* [STATED GOAL] Every entry needs to be reproduced exactly.

(Entries taken from a collection)

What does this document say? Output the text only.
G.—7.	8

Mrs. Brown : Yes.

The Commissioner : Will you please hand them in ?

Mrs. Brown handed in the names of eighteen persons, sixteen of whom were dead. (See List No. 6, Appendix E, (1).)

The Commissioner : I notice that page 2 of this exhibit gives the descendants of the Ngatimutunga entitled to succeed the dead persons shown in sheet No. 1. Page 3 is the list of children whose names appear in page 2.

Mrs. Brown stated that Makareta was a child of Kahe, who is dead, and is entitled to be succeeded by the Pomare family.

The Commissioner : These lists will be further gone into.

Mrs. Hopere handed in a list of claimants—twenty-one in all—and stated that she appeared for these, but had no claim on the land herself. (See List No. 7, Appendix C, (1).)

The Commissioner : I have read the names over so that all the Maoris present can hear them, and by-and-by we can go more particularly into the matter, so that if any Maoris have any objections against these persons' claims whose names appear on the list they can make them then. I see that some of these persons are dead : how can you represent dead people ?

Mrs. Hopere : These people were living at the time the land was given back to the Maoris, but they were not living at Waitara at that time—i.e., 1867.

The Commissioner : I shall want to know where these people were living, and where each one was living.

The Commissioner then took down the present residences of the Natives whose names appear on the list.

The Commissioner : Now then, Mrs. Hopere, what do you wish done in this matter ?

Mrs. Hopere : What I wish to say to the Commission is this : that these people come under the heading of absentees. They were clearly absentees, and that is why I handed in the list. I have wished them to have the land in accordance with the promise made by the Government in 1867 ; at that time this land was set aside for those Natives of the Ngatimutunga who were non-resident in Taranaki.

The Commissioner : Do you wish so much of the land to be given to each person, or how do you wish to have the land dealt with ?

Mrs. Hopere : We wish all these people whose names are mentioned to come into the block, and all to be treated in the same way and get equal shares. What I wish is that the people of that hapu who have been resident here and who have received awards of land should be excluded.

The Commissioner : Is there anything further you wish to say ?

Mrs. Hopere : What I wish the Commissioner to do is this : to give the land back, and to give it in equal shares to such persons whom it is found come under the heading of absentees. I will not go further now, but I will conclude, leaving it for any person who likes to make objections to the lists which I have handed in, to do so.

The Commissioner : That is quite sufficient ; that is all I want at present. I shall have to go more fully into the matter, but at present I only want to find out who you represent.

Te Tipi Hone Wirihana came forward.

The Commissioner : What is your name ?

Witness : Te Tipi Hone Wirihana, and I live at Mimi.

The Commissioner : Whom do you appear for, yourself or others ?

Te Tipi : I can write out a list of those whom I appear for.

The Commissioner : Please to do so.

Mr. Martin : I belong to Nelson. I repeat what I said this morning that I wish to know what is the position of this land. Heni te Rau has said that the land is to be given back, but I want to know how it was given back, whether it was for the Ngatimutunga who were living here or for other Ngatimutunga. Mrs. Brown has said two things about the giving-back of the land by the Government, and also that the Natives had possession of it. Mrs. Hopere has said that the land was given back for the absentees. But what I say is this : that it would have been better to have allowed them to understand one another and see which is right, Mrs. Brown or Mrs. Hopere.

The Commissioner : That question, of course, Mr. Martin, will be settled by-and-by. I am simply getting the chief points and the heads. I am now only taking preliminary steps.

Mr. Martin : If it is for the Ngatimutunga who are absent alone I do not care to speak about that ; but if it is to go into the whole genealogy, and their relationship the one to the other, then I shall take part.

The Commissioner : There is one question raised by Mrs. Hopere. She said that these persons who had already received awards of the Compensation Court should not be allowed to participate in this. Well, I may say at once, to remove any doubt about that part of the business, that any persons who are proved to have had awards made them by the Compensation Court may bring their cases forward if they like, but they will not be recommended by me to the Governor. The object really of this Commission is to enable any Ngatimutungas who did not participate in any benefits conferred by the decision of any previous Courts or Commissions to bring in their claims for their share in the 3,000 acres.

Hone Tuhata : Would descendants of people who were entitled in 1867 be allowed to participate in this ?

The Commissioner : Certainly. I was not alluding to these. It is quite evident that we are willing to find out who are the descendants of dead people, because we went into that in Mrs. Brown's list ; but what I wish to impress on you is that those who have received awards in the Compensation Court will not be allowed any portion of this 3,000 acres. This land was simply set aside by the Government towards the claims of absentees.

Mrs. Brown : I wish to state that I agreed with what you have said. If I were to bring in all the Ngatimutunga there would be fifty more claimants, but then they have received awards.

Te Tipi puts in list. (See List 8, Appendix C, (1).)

* [EXERCISE ANSWER]
What does this document say? Output the text only.
G.—7.	8

Mrs. Brown : Yes.

The Commissioner : Will you please hand them in ?

Mrs. Brown handed in the names of eighteen persons, sixteen of whom were dead. (See List No. 6, Appendix E, (1).)

The Commissioner : I notice that page 2 of this exhibit gives the descendants of the Ngatimutunga entitled to succeed the dead persons shown in sheet No. 1. Page 3 is the list of children whose names appear in page 2.

Mrs. Brown stated that Makareta was a child of Kahe, who is dead, and is entitled to be succeeded by the Pomare family.

The Commissioner : These lists will be further gone into.

Mrs. Hopere handed in a list of claimants—twenty-one in all—and stated that she appeared for these, but had no claim on the land herself. (See List No. 7, Appendix C, (1).)

The Commissioner : I have read the names over so that all the Maoris present can hear them, and by-and-by we can go more particularly into the matter, so that if any Maoris have any objections against these persons' claims whose names appear on the list they can make them then. I see that some of these persons are dead : how can you represent dead people ?

Mrs. Hopere : These people were living at the time the land was given back to the Maoris, but they were not living at Waitara at that time—i.e., 1867.

The Commissioner : I shall want to know where these people were living, and where each one was living.

The Commissioner then took down the present residences of the Natives whose names appear on the list.

The Commissioner : Now then, Mrs. Hopere, what do you wish done in this matter ?

Mrs. Hopere : What I wish to say to the Commission is this : that these people come under the heading of absentees. They were clearly absentees, and that is why I handed in the list. I have wished them to have the land in accordance with the promise made by the Government in 1867 ; at that time this land was set aside for those Natives of the Ngatimutunga who were non-resident in Taranaki.

The Commissioner : Do you wish so much of the land to be given to each person, or how do you wish to have the land dealt with ?

Mrs. Hopere : We wish all these people whose names are mentioned to come into the block, and all to be treated in the same way and get equal shares. What I wish is that the people of that hapu who have been resident here and who have received awards of land should be excluded.

The Commissioner : Is there anything further you wish to say ?

Mrs. Hopere : What I wish the Commissioner to do is this : to give the land back, and to give it in equal shares to such persons whom it is found come under the heading of absentees. I will not go further now, but I will conclude, leaving it for any person who likes to make objections to the lists which I have handed in, to do so.

The Commissioner : That is quite sufficient ; that is all I want at present. I shall have to go more fully into the matter, but at present I only want to find out who you represent.

Te Tipi Hone Wirihana came forward.

The Commissioner : What is your name ?

Witness : Te Tipi Hone Wirihana, and I live at Mimi.

The Commissioner : Whom do you appear for, yourself or others ?

Te Tipi : I can write out a list of those whom I appear for.

The Commissioner : Please to do so.

Mr. Martin : I belong to Nelson. I repeat what I said this morning that I wish to know what is the position of this land. Heni te Rau has said that the land is to be given back, but I want to know how it was given back, whether it was for the Ngatimutunga who were living here or for other Ngatimutunga. Mrs. Brown has said two things about the giving-back of the land by the Government, and also that the Natives had possession of it. Mrs. Hopere has said that the land was given back for the absentees. But what I say is this : that it would have been better to have allowed them to understand one another and see which is right, Mrs. Brown or Mrs. Hopere.

The Commissioner : That question, of course, Mr. Martin, will be settled by-and-by. I am simply getting the chief points and the heads. I am now only taking preliminary steps.

Mr. Martin : If it is for the Ngatimutunga who are absent alone I do not care to speak about that ; but if it is to go into the whole genealogy, and their relationship the one to the other, then I shall take part.

The Commissioner : There is one question raised by Mrs. Hopere. She said that these persons who had already received awards of the Compensation Court should not be allowed to participate in this. Well, I may say at once, to remove any doubt about that part of the business, that any persons who are proved to have had awards made them by the Compensation Court may bring their cases forward if they like, but they will not be recommended by me to the Governor. The object really of this Commission is to enable any Ngatimutungas who did not participate in any benefits conferred by the decision of any previous Courts or Commissions to bring in their claims for their share in the 3,000 acres.

Hone Tuhata : Would descendants of people who were entitled in 1867 be allowed to participate in this ?

The Commissioner : Certainly. I was not alluding to these. It is quite evident that we are willing to find out who are the descendants of dead people, because we went into that in Mrs. Brown's list ; but what I wish to impress on you is that those who have received awards in the Compensation Court will not be allowed any portion of this 3,000 acres. This land was simply set aside by the Government towards the claims of absentees.

Mrs. Brown : I wish to state that I agreed with what you have said. If I were to bring in all the Ngatimutunga there would be fifty more claimants, but then they have received awards.

Te Tipi puts in list. (See List 8, Appendix C, (1).)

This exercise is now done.